Figure content listings
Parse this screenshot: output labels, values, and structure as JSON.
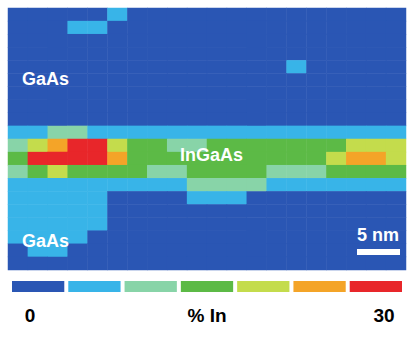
{
  "chart_data": {
    "type": "heatmap",
    "tick_labels": false,
    "annotations": [
      "GaAs",
      "InGaAs",
      "GaAs"
    ],
    "scale_bar": "5 nm",
    "colorbar": {
      "range": [
        0,
        30
      ],
      "ticks": [
        0,
        30
      ],
      "label": "% In",
      "colors": [
        "#2a56b4",
        "#38b4e8",
        "#88d4a8",
        "#5cba46",
        "#c4dc4c",
        "#f4a428",
        "#e8262a"
      ]
    },
    "cells": [
      [
        2,
        2,
        2,
        2,
        3,
        5,
        2,
        2,
        2,
        2,
        2,
        2,
        2,
        2,
        2,
        3,
        2,
        2,
        2,
        2
      ],
      [
        2,
        2,
        3,
        6,
        5,
        2,
        2,
        2,
        2,
        2,
        2,
        2,
        2,
        2,
        2,
        2,
        2,
        3,
        2,
        2
      ],
      [
        2,
        2,
        2,
        3,
        2,
        2,
        2,
        2,
        2,
        3,
        2,
        2,
        2,
        2,
        2,
        2,
        2,
        2,
        2,
        2
      ],
      [
        2,
        2,
        2,
        2,
        2,
        2,
        2,
        2,
        2,
        2,
        2,
        2,
        2,
        2,
        2,
        2,
        2,
        2,
        2,
        2
      ],
      [
        2,
        2,
        2,
        2,
        2,
        2,
        2,
        2,
        2,
        2,
        2,
        2,
        2,
        2,
        5,
        2,
        2,
        2,
        2,
        2
      ],
      [
        2,
        2,
        2,
        2,
        2,
        2,
        2,
        2,
        2,
        2,
        2,
        2,
        2,
        2,
        2,
        2,
        2,
        2,
        2,
        2
      ],
      [
        2,
        2,
        2,
        2,
        2,
        2,
        2,
        2,
        2,
        2,
        2,
        2,
        2,
        2,
        2,
        2,
        2,
        2,
        2,
        2
      ],
      [
        2,
        2,
        2,
        2,
        2,
        2,
        2,
        2,
        2,
        2,
        2,
        2,
        2,
        2,
        2,
        2,
        2,
        2,
        2,
        2
      ],
      [
        2,
        2,
        2,
        2,
        2,
        2,
        2,
        2,
        2,
        2,
        2,
        2,
        2,
        2,
        2,
        2,
        2,
        2,
        2,
        2
      ],
      [
        6,
        6,
        10,
        10,
        6,
        6,
        6,
        5,
        5,
        5,
        5,
        5,
        5,
        6,
        6,
        6,
        6,
        6,
        6,
        6
      ],
      [
        12,
        20,
        24,
        26,
        26,
        20,
        15,
        13,
        12,
        12,
        13,
        13,
        14,
        14,
        15,
        15,
        17,
        20,
        20,
        19
      ],
      [
        15,
        26,
        28,
        28,
        27,
        24,
        16,
        14,
        13,
        13,
        14,
        15,
        16,
        16,
        15,
        17,
        20,
        23,
        24,
        20
      ],
      [
        12,
        16,
        18,
        17,
        16,
        14,
        13,
        12,
        12,
        13,
        13,
        14,
        13,
        12,
        12,
        12,
        13,
        14,
        14,
        13
      ],
      [
        6,
        6,
        6,
        6,
        6,
        5,
        5,
        5,
        6,
        10,
        11,
        12,
        10,
        6,
        6,
        6,
        6,
        6,
        5,
        5
      ],
      [
        6,
        5,
        6,
        6,
        5,
        2,
        2,
        2,
        2,
        5,
        6,
        6,
        2,
        2,
        2,
        2,
        2,
        2,
        2,
        2
      ],
      [
        6,
        6,
        6,
        5,
        6,
        2,
        2,
        2,
        2,
        2,
        2,
        2,
        2,
        2,
        2,
        2,
        2,
        2,
        2,
        2
      ],
      [
        5,
        6,
        7,
        6,
        5,
        3,
        2,
        2,
        2,
        2,
        2,
        2,
        2,
        2,
        2,
        2,
        2,
        2,
        2,
        2
      ],
      [
        6,
        5,
        6,
        5,
        2,
        2,
        2,
        2,
        2,
        2,
        2,
        2,
        2,
        2,
        2,
        2,
        2,
        2,
        2,
        2
      ],
      [
        2,
        5,
        6,
        2,
        2,
        2,
        2,
        2,
        2,
        2,
        2,
        2,
        2,
        2,
        2,
        2,
        2,
        2,
        2,
        2
      ],
      [
        2,
        2,
        2,
        2,
        2,
        2,
        2,
        2,
        2,
        2,
        2,
        2,
        2,
        2,
        2,
        2,
        2,
        2,
        2,
        2
      ]
    ]
  }
}
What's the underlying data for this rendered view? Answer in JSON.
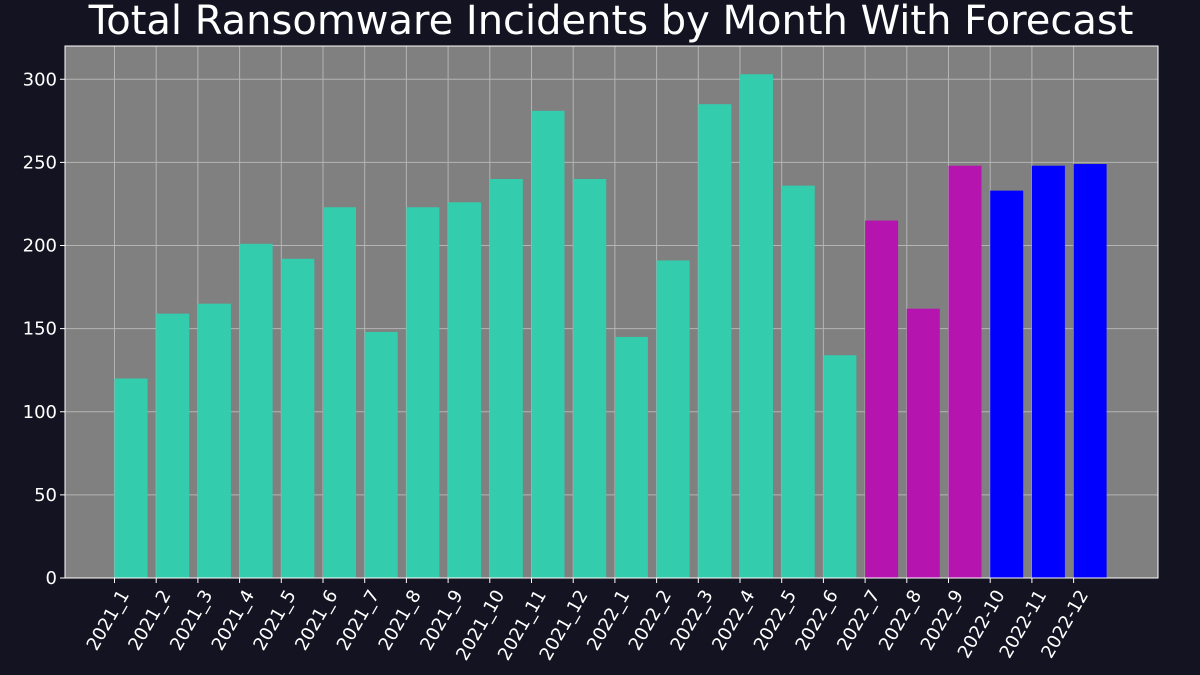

**OBJECTIVE**
Copy out the whole listing exactly, and don't carry over any pictures.

**RESULT**
Parse this screenshot: output labels, values, and structure as JSON.
{
  "chart_data": {
    "type": "heatmap",
    "tick_labels": false,
    "annotations": [
      "GaAs",
      "InGaAs",
      "GaAs"
    ],
    "scale_bar": "5 nm",
    "colorbar": {
      "range": [
        0,
        30
      ],
      "ticks": [
        0,
        30
      ],
      "label": "% In",
      "colors": [
        "#2a56b4",
        "#38b4e8",
        "#88d4a8",
        "#5cba46",
        "#c4dc4c",
        "#f4a428",
        "#e8262a"
      ]
    },
    "cells": [
      [
        2,
        2,
        2,
        2,
        3,
        5,
        2,
        2,
        2,
        2,
        2,
        2,
        2,
        2,
        2,
        3,
        2,
        2,
        2,
        2
      ],
      [
        2,
        2,
        3,
        6,
        5,
        2,
        2,
        2,
        2,
        2,
        2,
        2,
        2,
        2,
        2,
        2,
        2,
        3,
        2,
        2
      ],
      [
        2,
        2,
        2,
        3,
        2,
        2,
        2,
        2,
        2,
        3,
        2,
        2,
        2,
        2,
        2,
        2,
        2,
        2,
        2,
        2
      ],
      [
        2,
        2,
        2,
        2,
        2,
        2,
        2,
        2,
        2,
        2,
        2,
        2,
        2,
        2,
        2,
        2,
        2,
        2,
        2,
        2
      ],
      [
        2,
        2,
        2,
        2,
        2,
        2,
        2,
        2,
        2,
        2,
        2,
        2,
        2,
        2,
        5,
        2,
        2,
        2,
        2,
        2
      ],
      [
        2,
        2,
        2,
        2,
        2,
        2,
        2,
        2,
        2,
        2,
        2,
        2,
        2,
        2,
        2,
        2,
        2,
        2,
        2,
        2
      ],
      [
        2,
        2,
        2,
        2,
        2,
        2,
        2,
        2,
        2,
        2,
        2,
        2,
        2,
        2,
        2,
        2,
        2,
        2,
        2,
        2
      ],
      [
        2,
        2,
        2,
        2,
        2,
        2,
        2,
        2,
        2,
        2,
        2,
        2,
        2,
        2,
        2,
        2,
        2,
        2,
        2,
        2
      ],
      [
        2,
        2,
        2,
        2,
        2,
        2,
        2,
        2,
        2,
        2,
        2,
        2,
        2,
        2,
        2,
        2,
        2,
        2,
        2,
        2
      ],
      [
        6,
        6,
        10,
        10,
        6,
        6,
        6,
        5,
        5,
        5,
        5,
        5,
        5,
        6,
        6,
        6,
        6,
        6,
        6,
        6
      ],
      [
        12,
        20,
        24,
        26,
        26,
        20,
        15,
        13,
        12,
        12,
        13,
        13,
        14,
        14,
        15,
        15,
        17,
        20,
        20,
        19
      ],
      [
        15,
        26,
        28,
        28,
        27,
        24,
        16,
        14,
        13,
        13,
        14,
        15,
        16,
        16,
        15,
        17,
        20,
        23,
        24,
        20
      ],
      [
        12,
        16,
        18,
        17,
        16,
        14,
        13,
        12,
        12,
        13,
        13,
        14,
        13,
        12,
        12,
        12,
        13,
        14,
        14,
        13
      ],
      [
        6,
        6,
        6,
        6,
        6,
        5,
        5,
        5,
        6,
        10,
        11,
        12,
        10,
        6,
        6,
        6,
        6,
        6,
        5,
        5
      ],
      [
        6,
        5,
        6,
        6,
        5,
        2,
        2,
        2,
        2,
        5,
        6,
        6,
        2,
        2,
        2,
        2,
        2,
        2,
        2,
        2
      ],
      [
        6,
        6,
        6,
        5,
        6,
        2,
        2,
        2,
        2,
        2,
        2,
        2,
        2,
        2,
        2,
        2,
        2,
        2,
        2,
        2
      ],
      [
        5,
        6,
        7,
        6,
        5,
        3,
        2,
        2,
        2,
        2,
        2,
        2,
        2,
        2,
        2,
        2,
        2,
        2,
        2,
        2
      ],
      [
        6,
        5,
        6,
        5,
        2,
        2,
        2,
        2,
        2,
        2,
        2,
        2,
        2,
        2,
        2,
        2,
        2,
        2,
        2,
        2
      ],
      [
        2,
        5,
        6,
        2,
        2,
        2,
        2,
        2,
        2,
        2,
        2,
        2,
        2,
        2,
        2,
        2,
        2,
        2,
        2,
        2
      ],
      [
        2,
        2,
        2,
        2,
        2,
        2,
        2,
        2,
        2,
        2,
        2,
        2,
        2,
        2,
        2,
        2,
        2,
        2,
        2,
        2
      ]
    ]
  }
}
What's the underlying data for this rendered view? Answer in JSON.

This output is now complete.